(Raw records)
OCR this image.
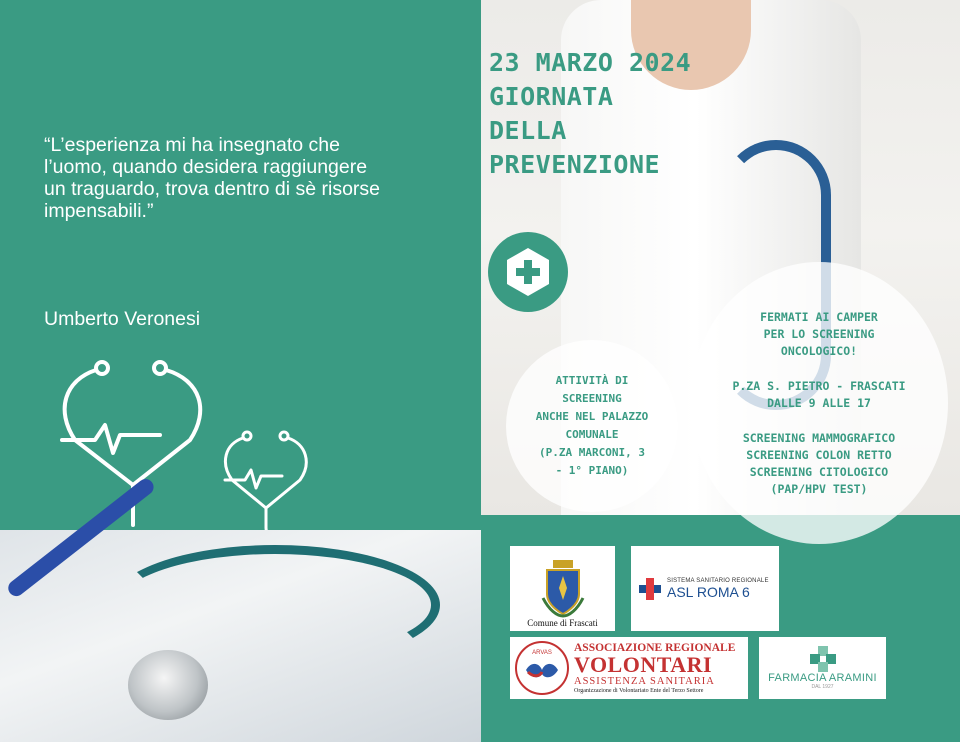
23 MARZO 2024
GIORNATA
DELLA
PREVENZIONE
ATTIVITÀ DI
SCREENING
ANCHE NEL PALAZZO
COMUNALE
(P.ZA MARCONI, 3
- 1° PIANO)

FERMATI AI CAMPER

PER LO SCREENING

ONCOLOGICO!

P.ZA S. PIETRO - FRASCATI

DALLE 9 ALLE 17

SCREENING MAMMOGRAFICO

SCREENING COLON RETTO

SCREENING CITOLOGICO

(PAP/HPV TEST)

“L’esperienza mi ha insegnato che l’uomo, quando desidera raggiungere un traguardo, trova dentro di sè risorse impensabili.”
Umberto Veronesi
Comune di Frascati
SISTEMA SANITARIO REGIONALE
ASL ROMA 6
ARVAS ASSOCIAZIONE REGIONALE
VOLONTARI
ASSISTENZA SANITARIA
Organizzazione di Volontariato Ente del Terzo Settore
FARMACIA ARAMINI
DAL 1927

...

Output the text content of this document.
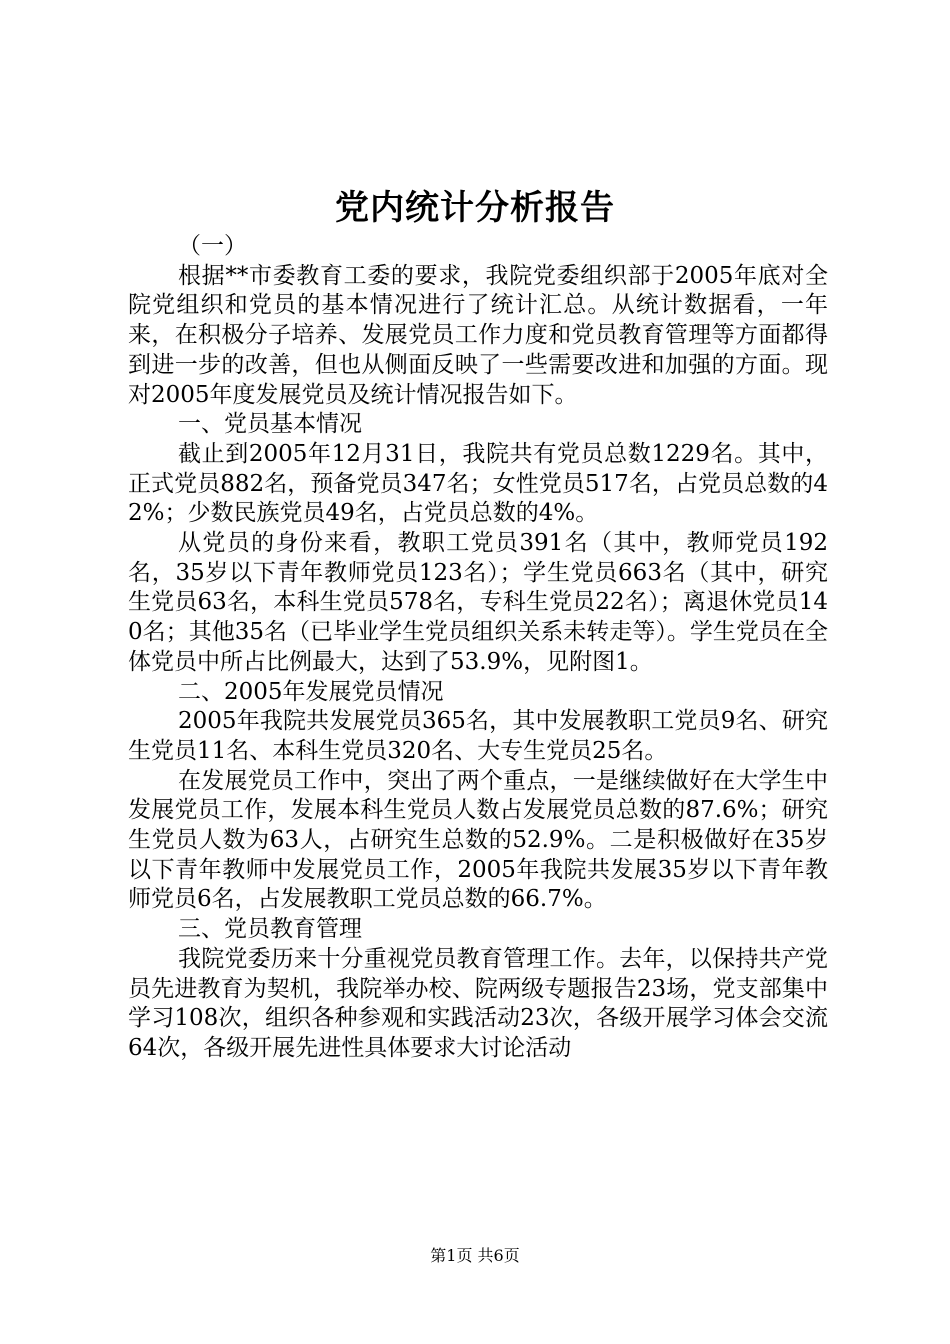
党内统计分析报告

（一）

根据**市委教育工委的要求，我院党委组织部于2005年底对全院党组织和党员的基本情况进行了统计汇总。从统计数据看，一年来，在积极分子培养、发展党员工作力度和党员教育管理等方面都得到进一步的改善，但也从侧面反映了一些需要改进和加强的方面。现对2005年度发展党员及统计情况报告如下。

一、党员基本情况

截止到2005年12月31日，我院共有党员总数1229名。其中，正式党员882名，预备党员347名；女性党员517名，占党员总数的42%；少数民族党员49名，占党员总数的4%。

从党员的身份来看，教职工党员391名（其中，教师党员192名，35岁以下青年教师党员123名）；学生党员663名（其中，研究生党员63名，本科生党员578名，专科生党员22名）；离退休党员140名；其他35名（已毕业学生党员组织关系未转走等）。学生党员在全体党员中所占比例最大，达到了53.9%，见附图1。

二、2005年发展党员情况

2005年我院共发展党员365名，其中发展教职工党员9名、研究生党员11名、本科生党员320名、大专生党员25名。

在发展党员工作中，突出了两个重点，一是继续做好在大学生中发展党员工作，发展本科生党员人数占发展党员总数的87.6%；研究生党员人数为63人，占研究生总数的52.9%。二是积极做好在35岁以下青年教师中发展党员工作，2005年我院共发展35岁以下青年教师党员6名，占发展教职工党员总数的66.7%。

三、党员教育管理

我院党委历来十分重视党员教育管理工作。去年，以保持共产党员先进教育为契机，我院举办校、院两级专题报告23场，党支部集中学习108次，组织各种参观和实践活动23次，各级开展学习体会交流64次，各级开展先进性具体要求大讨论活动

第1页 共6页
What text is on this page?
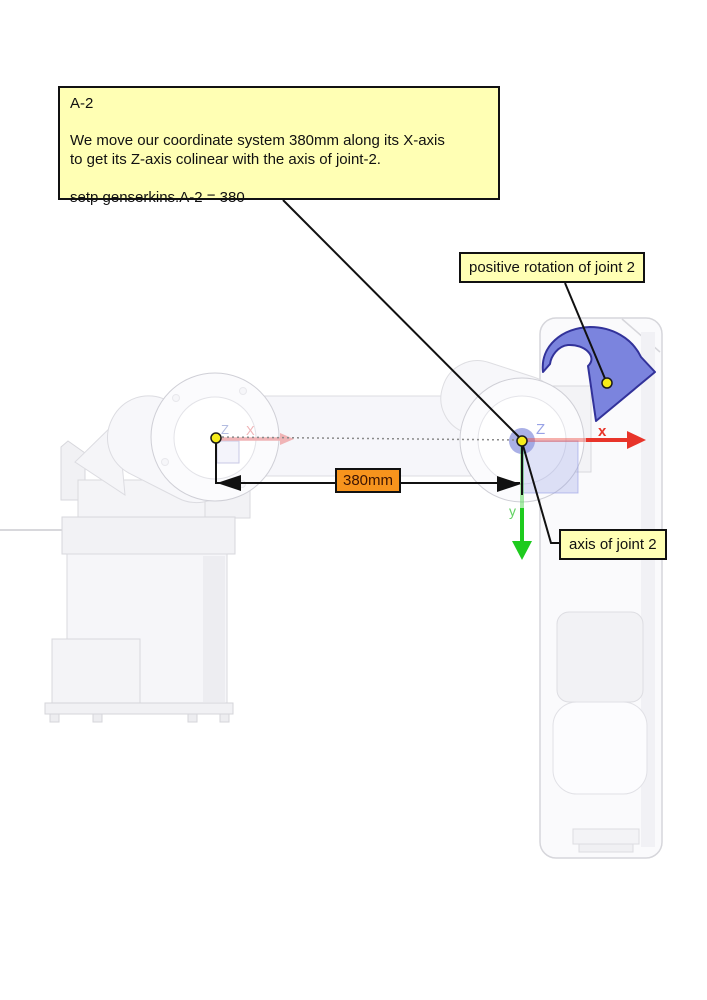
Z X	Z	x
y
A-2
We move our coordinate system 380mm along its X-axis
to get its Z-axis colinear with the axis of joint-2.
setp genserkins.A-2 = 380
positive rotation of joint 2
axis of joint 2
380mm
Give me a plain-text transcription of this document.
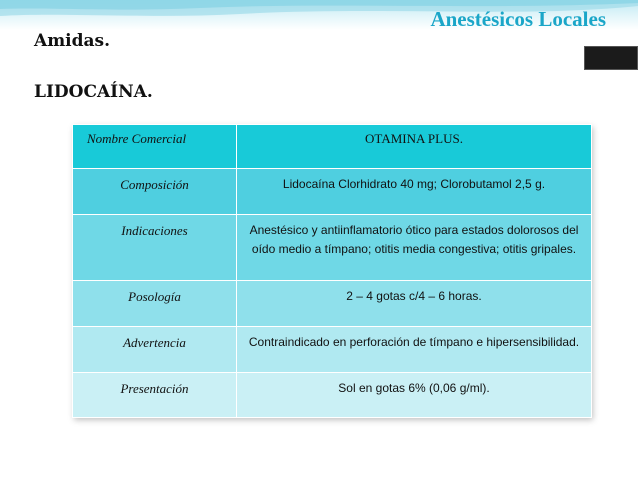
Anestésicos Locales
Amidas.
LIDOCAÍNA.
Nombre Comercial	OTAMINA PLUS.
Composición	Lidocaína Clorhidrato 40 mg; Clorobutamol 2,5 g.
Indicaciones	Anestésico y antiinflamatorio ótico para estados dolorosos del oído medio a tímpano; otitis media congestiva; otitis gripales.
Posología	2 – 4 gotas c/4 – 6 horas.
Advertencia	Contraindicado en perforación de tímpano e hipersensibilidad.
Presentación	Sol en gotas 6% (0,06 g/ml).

...

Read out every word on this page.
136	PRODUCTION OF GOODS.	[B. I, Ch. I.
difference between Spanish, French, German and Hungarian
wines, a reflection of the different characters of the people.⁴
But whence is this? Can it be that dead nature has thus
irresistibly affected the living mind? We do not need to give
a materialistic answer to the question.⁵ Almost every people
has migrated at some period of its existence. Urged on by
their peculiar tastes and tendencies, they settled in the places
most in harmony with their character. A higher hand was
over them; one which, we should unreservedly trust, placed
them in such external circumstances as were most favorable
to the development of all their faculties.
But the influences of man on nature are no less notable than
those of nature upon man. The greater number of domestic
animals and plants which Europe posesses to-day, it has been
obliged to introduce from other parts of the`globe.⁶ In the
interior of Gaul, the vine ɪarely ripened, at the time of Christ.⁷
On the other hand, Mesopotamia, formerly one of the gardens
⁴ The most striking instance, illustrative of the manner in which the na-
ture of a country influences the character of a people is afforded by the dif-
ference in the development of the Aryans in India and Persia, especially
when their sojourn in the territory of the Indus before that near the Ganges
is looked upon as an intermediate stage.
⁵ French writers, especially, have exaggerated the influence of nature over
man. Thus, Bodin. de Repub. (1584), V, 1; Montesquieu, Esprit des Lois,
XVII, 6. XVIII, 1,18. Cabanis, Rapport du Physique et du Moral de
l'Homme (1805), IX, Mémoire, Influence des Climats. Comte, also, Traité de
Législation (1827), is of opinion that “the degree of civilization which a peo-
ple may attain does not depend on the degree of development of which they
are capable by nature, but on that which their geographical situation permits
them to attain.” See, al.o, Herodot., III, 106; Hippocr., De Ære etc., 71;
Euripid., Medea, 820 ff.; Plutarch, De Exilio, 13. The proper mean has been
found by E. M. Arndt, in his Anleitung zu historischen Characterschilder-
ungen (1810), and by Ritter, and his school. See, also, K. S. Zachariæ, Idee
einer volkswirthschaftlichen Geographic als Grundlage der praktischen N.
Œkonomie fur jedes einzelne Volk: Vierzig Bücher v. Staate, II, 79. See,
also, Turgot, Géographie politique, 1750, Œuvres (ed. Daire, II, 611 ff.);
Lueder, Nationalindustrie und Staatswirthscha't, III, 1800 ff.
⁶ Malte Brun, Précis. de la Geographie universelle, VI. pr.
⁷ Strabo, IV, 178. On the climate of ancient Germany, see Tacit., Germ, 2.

**Written task**: For the entries above, count the lines that contain the string "people", and state that number without further comment.

**Exercise result**: 3